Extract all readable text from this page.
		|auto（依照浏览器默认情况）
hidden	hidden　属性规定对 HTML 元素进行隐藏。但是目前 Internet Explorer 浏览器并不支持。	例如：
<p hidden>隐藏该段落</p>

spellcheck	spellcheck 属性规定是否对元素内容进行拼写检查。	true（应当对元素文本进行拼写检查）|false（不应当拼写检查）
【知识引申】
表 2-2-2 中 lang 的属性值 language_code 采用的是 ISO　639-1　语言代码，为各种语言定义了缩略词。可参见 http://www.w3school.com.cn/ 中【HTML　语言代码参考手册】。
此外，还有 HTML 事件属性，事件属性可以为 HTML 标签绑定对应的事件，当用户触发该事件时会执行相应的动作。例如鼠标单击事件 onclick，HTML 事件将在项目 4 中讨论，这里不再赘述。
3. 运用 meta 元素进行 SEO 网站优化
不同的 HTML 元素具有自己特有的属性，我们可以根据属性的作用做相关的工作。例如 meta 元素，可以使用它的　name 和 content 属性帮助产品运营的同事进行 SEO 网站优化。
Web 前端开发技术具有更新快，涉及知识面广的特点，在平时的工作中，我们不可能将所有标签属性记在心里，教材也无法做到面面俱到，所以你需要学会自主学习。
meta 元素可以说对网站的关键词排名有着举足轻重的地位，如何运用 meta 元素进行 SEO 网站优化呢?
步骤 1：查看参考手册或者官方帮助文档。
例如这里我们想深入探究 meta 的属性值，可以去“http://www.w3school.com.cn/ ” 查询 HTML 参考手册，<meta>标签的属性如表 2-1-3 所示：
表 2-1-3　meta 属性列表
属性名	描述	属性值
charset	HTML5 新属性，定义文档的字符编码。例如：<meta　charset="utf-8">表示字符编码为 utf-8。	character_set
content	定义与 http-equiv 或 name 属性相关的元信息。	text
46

++++++

Please set down each line of the records exactly as given.

Extract all readable text from this page.
		|auto（依照浏览器默认情况）
hidden	hidden　属性规定对 HTML 元素进行隐藏。但是目前 Internet Explorer 浏览器并不支持。	例如：
<p hidden>隐藏该段落</p>

spellcheck	spellcheck 属性规定是否对元素内容进行拼写检查。	true（应当对元素文本进行拼写检查）|false（不应当拼写检查）
【知识引申】
表 2-2-2 中 lang 的属性值 language_code 采用的是 ISO　639-1　语言代码，为各种语言定义了缩略词。可参见 http://www.w3school.com.cn/ 中【HTML　语言代码参考手册】。
此外，还有 HTML 事件属性，事件属性可以为 HTML 标签绑定对应的事件，当用户触发该事件时会执行相应的动作。例如鼠标单击事件 onclick，HTML 事件将在项目 4 中讨论，这里不再赘述。
3. 运用 meta 元素进行 SEO 网站优化
不同的 HTML 元素具有自己特有的属性，我们可以根据属性的作用做相关的工作。例如 meta 元素，可以使用它的　name 和 content 属性帮助产品运营的同事进行 SEO 网站优化。
Web 前端开发技术具有更新快，涉及知识面广的特点，在平时的工作中，我们不可能将所有标签属性记在心里，教材也无法做到面面俱到，所以你需要学会自主学习。
meta 元素可以说对网站的关键词排名有着举足轻重的地位，如何运用 meta 元素进行 SEO 网站优化呢?
步骤 1：查看参考手册或者官方帮助文档。
例如这里我们想深入探究 meta 的属性值，可以去“http://www.w3school.com.cn/ ” 查询 HTML 参考手册，<meta>标签的属性如表 2-1-3 所示：
表 2-1-3　meta 属性列表
属性名	描述	属性值
charset	HTML5 新属性，定义文档的字符编码。例如：<meta　charset="utf-8">表示字符编码为 utf-8。	character_set
content	定义与 http-equiv 或 name 属性相关的元信息。	text
46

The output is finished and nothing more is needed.